* [Short exercise]: Return the material below in full and exactly.
####
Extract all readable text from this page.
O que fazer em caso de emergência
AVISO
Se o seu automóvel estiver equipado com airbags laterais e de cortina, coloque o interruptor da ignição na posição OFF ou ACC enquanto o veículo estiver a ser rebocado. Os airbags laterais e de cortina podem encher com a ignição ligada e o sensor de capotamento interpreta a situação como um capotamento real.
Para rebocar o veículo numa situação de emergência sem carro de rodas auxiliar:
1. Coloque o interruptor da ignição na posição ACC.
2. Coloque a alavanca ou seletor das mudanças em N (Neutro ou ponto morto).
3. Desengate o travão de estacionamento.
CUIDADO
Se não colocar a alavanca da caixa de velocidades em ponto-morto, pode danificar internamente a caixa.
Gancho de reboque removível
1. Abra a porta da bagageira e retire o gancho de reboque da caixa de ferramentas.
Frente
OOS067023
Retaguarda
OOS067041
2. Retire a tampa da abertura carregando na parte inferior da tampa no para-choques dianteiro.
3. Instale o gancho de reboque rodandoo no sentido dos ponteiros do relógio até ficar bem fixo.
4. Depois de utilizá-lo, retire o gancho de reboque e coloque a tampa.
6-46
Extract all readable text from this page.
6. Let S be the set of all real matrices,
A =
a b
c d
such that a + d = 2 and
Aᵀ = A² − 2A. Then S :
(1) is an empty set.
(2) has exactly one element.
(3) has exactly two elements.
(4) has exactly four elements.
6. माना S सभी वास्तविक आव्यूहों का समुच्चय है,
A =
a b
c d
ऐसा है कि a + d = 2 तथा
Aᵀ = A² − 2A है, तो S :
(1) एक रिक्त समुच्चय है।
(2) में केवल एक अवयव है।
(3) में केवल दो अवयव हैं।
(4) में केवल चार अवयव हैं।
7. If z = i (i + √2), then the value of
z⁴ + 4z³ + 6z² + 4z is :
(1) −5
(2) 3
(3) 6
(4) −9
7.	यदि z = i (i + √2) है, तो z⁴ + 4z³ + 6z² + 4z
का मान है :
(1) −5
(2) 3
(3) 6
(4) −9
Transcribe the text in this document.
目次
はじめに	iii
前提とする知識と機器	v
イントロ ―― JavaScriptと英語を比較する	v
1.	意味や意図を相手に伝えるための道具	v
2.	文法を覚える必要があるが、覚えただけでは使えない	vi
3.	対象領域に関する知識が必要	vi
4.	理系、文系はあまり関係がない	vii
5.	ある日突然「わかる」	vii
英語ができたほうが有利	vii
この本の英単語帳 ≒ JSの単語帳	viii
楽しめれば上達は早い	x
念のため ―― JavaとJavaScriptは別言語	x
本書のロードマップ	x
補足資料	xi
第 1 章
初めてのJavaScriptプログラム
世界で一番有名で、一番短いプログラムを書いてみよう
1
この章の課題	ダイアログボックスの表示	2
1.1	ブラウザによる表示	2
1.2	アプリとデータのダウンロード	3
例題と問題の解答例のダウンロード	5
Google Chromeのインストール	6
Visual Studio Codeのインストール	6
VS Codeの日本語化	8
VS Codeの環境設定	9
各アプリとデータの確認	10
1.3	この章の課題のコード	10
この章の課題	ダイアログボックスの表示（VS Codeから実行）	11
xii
####
* [Correct answer]:
Extract all readable text from this page.
O que fazer em caso de emergência
AVISO
Se o seu automóvel estiver equipado com airbags laterais e de cortina, coloque o interruptor da ignição na posição OFF ou ACC enquanto o veículo estiver a ser rebocado. Os airbags laterais e de cortina podem encher com a ignição ligada e o sensor de capotamento interpreta a situação como um capotamento real.
Para rebocar o veículo numa situação de emergência sem carro de rodas auxiliar:
1. Coloque o interruptor da ignição na posição ACC.
2. Coloque a alavanca ou seletor das mudanças em N (Neutro ou ponto morto).
3. Desengate o travão de estacionamento.
CUIDADO
Se não colocar a alavanca da caixa de velocidades em ponto-morto, pode danificar internamente a caixa.
Gancho de reboque removível
1. Abra a porta da bagageira e retire o gancho de reboque da caixa de ferramentas.
Frente
OOS067023
Retaguarda
OOS067041
2. Retire a tampa da abertura carregando na parte inferior da tampa no para-choques dianteiro.
3. Instale o gancho de reboque rodandoo no sentido dos ponteiros do relógio até ficar bem fixo.
4. Depois de utilizá-lo, retire o gancho de reboque e coloque a tampa.
6-46
Extract all readable text from this page.
6. Let S be the set of all real matrices,
A =
a b
c d
such that a + d = 2 and
Aᵀ = A² − 2A. Then S :
(1) is an empty set.
(2) has exactly one element.
(3) has exactly two elements.
(4) has exactly four elements.
6. माना S सभी वास्तविक आव्यूहों का समुच्चय है,
A =
a b
c d
ऐसा है कि a + d = 2 तथा
Aᵀ = A² − 2A है, तो S :
(1) एक रिक्त समुच्चय है।
(2) में केवल एक अवयव है।
(3) में केवल दो अवयव हैं।
(4) में केवल चार अवयव हैं।
7. If z = i (i + √2), then the value of
z⁴ + 4z³ + 6z² + 4z is :
(1) −5
(2) 3
(3) 6
(4) −9
7.	यदि z = i (i + √2) है, तो z⁴ + 4z³ + 6z² + 4z
का मान है :
(1) −5
(2) 3
(3) 6
(4) −9
Transcribe the text in this document.
目次
はじめに	iii
前提とする知識と機器	v
イントロ ―― JavaScriptと英語を比較する	v
1.	意味や意図を相手に伝えるための道具	v
2.	文法を覚える必要があるが、覚えただけでは使えない	vi
3.	対象領域に関する知識が必要	vi
4.	理系、文系はあまり関係がない	vii
5.	ある日突然「わかる」	vii
英語ができたほうが有利	vii
この本の英単語帳 ≒ JSの単語帳	viii
楽しめれば上達は早い	x
念のため ―― JavaとJavaScriptは別言語	x
本書のロードマップ	x
補足資料	xi
第 1 章
初めてのJavaScriptプログラム
世界で一番有名で、一番短いプログラムを書いてみよう
1
この章の課題	ダイアログボックスの表示	2
1.1	ブラウザによる表示	2
1.2	アプリとデータのダウンロード	3
例題と問題の解答例のダウンロード	5
Google Chromeのインストール	6
Visual Studio Codeのインストール	6
VS Codeの日本語化	8
VS Codeの環境設定	9
各アプリとデータの確認	10
1.3	この章の課題のコード	10
この章の課題	ダイアログボックスの表示（VS Codeから実行）	11
xii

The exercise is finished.